Provided data.
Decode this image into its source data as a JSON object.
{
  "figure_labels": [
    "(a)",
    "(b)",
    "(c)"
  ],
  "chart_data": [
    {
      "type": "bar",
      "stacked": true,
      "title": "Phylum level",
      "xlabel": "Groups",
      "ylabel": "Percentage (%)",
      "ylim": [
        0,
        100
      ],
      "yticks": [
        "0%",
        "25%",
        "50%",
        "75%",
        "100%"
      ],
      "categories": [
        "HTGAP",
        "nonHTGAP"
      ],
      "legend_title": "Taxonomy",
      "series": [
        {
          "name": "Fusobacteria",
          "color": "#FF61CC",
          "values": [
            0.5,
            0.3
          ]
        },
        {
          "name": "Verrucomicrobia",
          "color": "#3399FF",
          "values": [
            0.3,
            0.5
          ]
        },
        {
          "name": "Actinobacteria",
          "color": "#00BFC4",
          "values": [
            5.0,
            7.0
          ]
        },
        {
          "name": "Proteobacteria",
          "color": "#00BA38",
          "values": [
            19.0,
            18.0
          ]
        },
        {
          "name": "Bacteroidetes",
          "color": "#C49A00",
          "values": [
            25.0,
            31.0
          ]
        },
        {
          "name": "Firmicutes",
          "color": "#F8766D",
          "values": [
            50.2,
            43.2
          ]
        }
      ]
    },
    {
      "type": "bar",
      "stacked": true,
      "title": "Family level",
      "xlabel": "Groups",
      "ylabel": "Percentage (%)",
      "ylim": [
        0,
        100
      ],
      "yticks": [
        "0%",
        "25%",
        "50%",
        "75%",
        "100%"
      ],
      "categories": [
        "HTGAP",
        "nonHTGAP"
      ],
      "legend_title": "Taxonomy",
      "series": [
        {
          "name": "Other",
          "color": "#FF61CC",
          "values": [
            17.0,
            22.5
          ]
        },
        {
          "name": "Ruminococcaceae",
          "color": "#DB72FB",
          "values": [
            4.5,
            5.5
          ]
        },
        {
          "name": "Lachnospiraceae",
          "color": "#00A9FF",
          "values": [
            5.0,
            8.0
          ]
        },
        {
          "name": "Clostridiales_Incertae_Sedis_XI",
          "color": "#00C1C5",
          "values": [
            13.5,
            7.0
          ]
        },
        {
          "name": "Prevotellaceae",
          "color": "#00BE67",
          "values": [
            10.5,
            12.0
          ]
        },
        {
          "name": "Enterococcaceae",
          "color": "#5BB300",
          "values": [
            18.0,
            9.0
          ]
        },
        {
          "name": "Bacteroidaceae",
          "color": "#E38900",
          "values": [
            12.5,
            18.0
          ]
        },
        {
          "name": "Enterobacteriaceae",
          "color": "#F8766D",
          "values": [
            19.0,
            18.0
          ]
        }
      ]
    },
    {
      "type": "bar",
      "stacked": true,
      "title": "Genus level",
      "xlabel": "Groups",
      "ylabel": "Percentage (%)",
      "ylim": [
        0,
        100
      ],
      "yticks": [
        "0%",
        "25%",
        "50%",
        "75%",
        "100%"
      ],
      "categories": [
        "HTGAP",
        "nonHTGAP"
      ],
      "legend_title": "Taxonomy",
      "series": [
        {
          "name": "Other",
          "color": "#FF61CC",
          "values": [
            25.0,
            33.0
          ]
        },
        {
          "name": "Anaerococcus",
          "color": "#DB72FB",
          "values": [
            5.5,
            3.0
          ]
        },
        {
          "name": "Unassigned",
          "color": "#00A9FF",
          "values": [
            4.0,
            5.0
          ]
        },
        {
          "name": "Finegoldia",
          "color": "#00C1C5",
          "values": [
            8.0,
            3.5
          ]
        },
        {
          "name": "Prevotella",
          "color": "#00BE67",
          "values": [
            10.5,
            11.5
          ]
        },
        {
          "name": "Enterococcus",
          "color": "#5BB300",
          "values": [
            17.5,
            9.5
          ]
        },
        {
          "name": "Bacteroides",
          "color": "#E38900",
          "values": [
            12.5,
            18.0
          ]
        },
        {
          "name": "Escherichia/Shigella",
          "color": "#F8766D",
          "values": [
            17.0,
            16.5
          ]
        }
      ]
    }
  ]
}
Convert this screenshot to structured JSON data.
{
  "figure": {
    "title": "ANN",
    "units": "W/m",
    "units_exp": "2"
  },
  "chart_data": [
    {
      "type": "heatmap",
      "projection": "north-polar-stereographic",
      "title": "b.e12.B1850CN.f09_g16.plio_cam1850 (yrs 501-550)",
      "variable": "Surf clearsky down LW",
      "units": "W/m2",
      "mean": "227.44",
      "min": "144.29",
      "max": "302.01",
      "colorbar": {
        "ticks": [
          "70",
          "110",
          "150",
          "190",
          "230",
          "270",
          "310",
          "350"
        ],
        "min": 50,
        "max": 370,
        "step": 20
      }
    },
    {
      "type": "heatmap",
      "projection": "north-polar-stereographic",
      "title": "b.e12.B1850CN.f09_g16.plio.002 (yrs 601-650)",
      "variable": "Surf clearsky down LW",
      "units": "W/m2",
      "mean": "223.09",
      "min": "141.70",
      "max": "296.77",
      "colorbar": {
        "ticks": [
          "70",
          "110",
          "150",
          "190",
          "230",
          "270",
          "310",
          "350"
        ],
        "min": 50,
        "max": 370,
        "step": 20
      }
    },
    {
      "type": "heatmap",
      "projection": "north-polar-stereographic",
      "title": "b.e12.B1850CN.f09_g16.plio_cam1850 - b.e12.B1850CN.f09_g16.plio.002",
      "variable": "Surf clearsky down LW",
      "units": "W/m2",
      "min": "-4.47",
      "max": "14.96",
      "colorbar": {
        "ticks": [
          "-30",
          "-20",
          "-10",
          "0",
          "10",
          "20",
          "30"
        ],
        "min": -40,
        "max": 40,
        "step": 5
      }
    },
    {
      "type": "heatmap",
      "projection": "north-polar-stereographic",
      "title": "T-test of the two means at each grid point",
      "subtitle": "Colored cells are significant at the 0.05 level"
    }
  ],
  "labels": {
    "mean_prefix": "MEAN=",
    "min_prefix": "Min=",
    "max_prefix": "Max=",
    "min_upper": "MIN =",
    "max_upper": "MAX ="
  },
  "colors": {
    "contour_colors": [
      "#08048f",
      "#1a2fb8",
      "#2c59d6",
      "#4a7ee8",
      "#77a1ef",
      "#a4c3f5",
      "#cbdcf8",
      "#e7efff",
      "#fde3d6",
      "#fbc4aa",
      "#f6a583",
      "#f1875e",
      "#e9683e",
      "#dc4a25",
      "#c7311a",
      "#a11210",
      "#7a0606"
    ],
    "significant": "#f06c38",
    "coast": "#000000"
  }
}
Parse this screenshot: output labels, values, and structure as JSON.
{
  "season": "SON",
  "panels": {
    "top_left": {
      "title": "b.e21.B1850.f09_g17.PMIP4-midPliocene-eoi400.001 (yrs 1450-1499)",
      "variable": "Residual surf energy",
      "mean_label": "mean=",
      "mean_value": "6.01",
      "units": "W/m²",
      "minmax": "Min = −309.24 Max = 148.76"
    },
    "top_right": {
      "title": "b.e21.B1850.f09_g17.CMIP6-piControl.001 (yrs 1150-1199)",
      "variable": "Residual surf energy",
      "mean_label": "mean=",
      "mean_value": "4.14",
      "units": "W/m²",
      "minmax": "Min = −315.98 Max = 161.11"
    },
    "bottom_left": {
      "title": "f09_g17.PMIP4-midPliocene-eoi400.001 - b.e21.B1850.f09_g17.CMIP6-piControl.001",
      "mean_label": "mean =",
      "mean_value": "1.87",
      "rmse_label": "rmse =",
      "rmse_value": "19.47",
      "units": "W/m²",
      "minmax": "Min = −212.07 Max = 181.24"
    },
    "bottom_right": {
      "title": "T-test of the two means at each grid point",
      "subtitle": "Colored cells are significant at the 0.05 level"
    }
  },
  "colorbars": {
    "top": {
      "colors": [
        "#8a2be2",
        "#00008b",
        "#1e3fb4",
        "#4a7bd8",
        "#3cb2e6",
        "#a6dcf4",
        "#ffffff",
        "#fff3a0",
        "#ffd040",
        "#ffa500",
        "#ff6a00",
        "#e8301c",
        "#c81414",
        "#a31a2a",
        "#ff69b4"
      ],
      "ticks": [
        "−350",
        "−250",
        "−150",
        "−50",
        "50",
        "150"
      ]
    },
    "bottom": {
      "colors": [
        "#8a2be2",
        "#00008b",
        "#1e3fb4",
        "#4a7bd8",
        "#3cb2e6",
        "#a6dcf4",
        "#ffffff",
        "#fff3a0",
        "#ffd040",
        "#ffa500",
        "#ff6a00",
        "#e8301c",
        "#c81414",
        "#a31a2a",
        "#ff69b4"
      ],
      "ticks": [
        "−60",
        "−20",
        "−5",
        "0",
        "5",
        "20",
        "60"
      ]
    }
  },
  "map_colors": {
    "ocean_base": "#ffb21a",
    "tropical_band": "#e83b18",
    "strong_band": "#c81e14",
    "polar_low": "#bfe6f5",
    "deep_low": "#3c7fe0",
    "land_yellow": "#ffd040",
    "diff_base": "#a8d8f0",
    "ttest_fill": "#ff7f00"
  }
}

To do. Every line in the listing above that mentions "level" should be returned.

Solution for this task.
      "title": "Phylum level",
      "title": "Family level",
      "title": "Genus level",
      "subtitle": "Colored cells are significant at the 0.05 level"
      "subtitle": "Colored cells are significant at the 0.05 level"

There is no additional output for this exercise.